» **Supplied text**:
MoMEUnit 1.0 Guide

Sergio Morozov


A really short & concise guide.

  1. Description

  2. Overview

  3. Creating Tests

  4. Running Tests

Description

MoMEUnit is an instance of the xUnit architecture for unit testing of J2ME applications. It is derived from JUnit framework. It is only CLDC 1.1 complied.

Overview

The main problem of using JUnit frameork in development of J2ME applications is a lack of reflection API in MIDP API. So it is impossible to keep implicit association between the test method name and name of test case. In my humble option, if it is not possible, we shouldn't do this. This framework doesn't make use of test<TestName> method signature. It introduces only one test method:

    public void test() throws Throwable
  

Different tests can be created by different subclasses of TestCase class. Sharing of the same fixture between different tests is realized via subclassing. One approach is to create one subclass of TestCase by overriding test method and fixture methods and defining instance variables to store the state of the fixture. Other tests will extend this test sharing the same fixture. It is of course possible to override fixture methods (e.g. to add additional functionality) and add other instance variables if needed. Another more general approach is to create abstract TestCase subclass overriding setUp() and/or tearDown() methods, defining instance variables to store the state of the fixture. All test cases will extend this abstract class (But, to my mind, this is just a waste of time and memory). In both cases we can keep implicit association between name of TestCase subclass and name of test case. In this framework the default test case name is name of TestCase subclass without 'packages' prefix (e.g. for class "com.foo.bar.AbcTest" the name of test case will be "AbcTest"). Each test runs in its own fixture of course. So there are no side effects concerning test runs.

» **Work request**: Repeat, word for word, the passage of the MoMEUnit guide starting with "1. Description" and going on through "CLDC 1.1 complied.".

» **Dataset extract**:
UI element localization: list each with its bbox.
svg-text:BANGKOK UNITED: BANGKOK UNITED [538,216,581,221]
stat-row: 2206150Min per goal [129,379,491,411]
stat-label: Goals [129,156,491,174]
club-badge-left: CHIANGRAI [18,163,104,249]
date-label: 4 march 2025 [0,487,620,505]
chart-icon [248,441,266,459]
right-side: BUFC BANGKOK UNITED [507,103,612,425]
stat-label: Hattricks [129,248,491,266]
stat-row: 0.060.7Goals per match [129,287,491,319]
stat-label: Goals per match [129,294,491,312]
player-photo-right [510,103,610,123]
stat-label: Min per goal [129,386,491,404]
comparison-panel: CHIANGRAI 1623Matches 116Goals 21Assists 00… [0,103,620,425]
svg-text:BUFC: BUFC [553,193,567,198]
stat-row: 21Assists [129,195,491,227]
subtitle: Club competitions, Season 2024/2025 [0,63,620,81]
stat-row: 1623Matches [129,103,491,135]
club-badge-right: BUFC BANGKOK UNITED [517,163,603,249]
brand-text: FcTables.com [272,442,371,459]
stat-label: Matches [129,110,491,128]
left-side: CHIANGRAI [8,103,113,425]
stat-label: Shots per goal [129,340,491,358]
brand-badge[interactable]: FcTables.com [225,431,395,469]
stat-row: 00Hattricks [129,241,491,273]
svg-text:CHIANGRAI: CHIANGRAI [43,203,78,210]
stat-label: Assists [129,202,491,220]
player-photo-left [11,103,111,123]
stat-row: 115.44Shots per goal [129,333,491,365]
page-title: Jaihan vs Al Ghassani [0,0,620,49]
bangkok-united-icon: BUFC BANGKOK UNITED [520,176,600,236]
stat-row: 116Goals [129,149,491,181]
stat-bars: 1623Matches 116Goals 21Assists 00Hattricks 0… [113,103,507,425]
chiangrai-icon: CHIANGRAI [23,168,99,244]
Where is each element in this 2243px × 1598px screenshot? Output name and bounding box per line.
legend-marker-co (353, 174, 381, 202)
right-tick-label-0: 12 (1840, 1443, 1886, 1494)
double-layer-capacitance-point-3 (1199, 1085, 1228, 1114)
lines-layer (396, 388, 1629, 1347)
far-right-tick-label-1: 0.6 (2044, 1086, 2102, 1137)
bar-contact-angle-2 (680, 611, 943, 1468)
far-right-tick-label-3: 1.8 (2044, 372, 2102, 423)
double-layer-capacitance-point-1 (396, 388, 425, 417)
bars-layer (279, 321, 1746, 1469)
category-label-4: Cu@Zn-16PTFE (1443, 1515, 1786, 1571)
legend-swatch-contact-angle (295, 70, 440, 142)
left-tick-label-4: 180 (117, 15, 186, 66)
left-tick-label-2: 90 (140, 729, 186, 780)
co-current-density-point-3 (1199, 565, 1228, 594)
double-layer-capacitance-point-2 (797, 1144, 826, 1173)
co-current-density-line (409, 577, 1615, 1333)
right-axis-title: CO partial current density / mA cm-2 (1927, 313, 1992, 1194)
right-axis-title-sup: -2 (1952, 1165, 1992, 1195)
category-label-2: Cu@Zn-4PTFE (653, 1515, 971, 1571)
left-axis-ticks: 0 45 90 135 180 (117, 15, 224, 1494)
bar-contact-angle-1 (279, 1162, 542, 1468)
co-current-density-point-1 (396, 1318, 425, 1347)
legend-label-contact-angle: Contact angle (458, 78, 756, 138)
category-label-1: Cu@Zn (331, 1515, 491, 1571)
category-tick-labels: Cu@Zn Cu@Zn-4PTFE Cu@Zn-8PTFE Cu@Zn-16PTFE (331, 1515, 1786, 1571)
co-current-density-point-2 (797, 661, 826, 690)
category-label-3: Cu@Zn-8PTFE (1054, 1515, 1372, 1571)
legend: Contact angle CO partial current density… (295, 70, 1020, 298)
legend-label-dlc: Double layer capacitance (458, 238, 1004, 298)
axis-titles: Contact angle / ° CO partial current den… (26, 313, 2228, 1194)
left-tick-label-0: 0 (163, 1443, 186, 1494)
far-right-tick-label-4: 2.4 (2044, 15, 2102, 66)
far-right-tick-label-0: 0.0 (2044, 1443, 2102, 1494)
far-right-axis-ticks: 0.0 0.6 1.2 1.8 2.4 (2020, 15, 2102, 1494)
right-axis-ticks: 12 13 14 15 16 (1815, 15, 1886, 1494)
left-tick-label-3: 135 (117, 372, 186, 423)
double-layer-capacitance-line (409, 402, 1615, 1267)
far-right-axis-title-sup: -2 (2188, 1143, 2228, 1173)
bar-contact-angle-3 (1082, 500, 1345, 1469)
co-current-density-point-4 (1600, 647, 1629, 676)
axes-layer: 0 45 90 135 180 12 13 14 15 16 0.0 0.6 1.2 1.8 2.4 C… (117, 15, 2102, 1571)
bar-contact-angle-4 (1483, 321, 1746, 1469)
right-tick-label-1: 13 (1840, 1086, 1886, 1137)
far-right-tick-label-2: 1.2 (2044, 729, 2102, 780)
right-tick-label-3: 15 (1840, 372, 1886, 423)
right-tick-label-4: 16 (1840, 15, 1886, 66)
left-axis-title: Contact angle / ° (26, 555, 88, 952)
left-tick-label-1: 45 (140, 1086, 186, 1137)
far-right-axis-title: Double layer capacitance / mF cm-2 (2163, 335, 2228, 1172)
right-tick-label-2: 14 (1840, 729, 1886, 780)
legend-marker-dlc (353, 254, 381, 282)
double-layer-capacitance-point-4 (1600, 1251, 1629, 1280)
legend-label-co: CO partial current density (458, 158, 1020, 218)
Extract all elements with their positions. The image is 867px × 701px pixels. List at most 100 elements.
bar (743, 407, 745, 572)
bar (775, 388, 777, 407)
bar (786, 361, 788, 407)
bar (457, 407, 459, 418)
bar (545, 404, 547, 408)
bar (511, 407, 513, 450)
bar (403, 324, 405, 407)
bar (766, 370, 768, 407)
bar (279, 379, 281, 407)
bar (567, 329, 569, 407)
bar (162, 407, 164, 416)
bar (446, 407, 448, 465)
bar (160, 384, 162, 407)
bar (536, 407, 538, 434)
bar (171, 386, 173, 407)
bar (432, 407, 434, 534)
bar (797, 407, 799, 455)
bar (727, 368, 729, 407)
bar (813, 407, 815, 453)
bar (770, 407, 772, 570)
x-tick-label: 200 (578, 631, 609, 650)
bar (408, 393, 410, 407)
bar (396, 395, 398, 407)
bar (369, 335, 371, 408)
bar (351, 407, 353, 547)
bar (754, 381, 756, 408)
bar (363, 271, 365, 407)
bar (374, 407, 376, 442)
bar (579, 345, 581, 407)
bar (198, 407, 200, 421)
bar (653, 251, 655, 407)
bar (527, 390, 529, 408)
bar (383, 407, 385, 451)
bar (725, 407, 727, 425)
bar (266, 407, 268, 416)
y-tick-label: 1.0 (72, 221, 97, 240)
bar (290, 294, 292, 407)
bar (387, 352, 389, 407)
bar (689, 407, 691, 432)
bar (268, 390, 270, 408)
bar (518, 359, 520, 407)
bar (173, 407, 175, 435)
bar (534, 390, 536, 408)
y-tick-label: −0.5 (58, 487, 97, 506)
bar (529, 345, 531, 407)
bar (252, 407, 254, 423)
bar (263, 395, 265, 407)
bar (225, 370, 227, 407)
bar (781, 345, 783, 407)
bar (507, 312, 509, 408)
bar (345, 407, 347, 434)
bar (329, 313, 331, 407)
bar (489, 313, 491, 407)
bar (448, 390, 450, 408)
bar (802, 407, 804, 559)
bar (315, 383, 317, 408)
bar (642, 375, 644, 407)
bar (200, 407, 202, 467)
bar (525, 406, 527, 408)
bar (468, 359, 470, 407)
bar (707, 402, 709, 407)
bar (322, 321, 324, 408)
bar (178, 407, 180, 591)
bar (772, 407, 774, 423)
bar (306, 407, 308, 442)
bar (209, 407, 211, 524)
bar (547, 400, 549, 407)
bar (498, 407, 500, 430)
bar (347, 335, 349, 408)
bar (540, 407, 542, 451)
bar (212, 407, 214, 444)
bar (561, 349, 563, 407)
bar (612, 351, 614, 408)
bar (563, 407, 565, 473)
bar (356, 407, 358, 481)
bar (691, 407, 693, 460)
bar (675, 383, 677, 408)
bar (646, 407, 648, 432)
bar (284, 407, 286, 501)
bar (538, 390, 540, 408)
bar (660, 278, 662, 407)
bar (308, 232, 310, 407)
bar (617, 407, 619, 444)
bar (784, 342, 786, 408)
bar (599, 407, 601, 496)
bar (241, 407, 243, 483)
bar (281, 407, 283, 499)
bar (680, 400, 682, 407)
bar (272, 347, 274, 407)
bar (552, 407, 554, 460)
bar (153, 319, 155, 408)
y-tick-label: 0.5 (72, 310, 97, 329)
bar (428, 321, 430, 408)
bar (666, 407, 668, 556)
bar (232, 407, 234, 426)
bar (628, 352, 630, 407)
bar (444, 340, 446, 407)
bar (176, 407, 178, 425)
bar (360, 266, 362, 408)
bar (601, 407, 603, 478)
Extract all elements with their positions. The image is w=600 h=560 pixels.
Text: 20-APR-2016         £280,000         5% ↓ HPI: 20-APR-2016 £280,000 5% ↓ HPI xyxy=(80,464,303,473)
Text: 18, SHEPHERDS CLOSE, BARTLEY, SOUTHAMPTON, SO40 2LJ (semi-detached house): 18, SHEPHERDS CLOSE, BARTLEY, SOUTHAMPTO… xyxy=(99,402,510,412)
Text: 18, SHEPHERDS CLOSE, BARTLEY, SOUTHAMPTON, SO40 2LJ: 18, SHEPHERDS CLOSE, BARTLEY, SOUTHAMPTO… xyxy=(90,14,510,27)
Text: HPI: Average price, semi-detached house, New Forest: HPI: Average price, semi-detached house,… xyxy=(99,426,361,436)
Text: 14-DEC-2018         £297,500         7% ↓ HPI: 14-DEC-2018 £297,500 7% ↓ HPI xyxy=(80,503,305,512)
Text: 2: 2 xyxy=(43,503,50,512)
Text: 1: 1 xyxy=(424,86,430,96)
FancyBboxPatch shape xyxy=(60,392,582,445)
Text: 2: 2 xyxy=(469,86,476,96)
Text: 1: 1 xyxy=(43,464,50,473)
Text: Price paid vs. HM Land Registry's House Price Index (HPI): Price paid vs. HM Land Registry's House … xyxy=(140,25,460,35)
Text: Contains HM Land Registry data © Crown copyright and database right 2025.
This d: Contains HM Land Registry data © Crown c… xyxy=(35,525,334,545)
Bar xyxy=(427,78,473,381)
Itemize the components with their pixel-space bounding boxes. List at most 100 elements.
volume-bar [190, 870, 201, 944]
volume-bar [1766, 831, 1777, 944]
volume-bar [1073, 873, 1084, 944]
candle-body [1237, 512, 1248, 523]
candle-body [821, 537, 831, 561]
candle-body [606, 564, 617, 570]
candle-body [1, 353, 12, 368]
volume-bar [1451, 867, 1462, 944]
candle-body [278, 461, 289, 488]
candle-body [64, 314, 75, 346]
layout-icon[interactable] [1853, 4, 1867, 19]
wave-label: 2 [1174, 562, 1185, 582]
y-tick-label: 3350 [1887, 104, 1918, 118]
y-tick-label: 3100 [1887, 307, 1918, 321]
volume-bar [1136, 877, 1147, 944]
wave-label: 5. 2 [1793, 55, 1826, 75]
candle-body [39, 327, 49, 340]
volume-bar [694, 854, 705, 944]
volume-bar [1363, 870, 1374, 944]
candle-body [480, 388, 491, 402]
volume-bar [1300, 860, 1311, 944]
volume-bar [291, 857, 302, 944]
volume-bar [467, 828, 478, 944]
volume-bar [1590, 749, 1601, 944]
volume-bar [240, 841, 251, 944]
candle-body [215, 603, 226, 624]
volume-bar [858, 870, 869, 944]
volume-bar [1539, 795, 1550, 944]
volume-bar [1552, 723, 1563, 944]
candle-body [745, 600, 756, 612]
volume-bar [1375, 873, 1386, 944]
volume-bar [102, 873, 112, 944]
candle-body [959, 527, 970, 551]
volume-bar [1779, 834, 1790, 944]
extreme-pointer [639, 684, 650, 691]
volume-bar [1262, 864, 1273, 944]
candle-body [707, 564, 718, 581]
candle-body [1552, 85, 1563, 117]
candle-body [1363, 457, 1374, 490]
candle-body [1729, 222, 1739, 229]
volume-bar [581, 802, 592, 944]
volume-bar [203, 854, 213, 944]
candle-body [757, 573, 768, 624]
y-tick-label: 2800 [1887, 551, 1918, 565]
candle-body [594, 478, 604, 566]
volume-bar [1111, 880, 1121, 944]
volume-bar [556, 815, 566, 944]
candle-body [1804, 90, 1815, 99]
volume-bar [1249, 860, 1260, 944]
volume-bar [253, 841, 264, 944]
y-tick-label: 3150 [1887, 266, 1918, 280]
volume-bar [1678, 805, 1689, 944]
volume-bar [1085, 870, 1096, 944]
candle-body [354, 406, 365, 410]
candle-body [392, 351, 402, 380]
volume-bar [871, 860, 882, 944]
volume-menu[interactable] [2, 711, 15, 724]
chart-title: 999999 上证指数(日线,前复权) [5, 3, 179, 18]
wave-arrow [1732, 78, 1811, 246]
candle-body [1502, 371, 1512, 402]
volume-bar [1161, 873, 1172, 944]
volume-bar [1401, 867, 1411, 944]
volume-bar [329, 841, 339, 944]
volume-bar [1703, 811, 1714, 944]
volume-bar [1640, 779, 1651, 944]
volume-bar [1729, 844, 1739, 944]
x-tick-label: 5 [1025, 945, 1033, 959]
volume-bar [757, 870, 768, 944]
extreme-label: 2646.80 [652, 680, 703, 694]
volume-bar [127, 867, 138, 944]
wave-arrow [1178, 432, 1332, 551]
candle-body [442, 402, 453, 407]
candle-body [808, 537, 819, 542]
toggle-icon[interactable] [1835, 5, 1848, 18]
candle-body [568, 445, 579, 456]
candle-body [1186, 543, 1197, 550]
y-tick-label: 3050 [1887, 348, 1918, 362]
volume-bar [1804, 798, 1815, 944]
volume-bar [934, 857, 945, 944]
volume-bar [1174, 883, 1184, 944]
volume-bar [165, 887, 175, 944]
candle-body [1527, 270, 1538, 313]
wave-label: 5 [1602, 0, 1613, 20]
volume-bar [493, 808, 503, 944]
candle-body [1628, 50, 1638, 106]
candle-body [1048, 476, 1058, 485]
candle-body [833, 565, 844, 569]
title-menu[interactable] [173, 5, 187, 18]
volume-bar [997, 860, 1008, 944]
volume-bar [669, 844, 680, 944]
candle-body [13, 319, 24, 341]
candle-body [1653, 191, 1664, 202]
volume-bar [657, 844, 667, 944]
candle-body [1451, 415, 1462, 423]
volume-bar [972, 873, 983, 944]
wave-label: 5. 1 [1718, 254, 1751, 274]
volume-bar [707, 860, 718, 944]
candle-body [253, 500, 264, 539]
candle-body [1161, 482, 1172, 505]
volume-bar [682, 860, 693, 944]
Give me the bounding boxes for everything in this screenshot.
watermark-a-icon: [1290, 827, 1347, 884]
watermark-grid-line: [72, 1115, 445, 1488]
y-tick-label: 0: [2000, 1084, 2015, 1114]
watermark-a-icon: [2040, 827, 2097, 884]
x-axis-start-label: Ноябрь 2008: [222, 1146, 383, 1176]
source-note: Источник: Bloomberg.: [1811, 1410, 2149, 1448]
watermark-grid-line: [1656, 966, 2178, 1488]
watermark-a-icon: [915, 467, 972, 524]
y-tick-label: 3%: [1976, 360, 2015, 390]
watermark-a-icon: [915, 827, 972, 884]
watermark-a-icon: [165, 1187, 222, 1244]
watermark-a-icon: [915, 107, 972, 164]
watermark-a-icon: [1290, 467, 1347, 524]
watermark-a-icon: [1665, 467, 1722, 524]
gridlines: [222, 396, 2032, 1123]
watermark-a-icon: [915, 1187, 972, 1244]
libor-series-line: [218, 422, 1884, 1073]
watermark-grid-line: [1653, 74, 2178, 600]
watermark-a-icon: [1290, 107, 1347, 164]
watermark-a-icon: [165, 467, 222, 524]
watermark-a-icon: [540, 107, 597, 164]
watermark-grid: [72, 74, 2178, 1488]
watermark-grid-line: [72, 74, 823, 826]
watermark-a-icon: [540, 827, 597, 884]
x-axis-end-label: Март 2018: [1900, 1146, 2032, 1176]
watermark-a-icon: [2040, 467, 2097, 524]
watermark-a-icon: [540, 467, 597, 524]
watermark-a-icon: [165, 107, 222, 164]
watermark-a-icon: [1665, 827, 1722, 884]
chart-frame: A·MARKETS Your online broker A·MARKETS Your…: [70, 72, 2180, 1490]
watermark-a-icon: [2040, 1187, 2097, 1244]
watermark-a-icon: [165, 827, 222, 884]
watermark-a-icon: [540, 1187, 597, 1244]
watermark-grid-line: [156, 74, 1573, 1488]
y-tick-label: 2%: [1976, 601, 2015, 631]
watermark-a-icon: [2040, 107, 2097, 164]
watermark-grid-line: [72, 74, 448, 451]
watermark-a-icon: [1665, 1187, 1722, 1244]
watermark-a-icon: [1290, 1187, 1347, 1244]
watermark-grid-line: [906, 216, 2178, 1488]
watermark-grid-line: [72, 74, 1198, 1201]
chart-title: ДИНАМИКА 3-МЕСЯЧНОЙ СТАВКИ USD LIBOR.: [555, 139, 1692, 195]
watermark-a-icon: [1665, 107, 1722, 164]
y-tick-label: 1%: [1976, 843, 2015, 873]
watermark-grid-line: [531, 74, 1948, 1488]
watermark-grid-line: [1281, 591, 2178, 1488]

» **Response**:
1. Description

  2. Overview

  3. Creating Tests

  4. Running Tests

Description

MoMEUnit is an instance of the xUnit architecture for unit testing of J2ME applications. It is derived from JUnit framework. It is only CLDC 1.1 complied.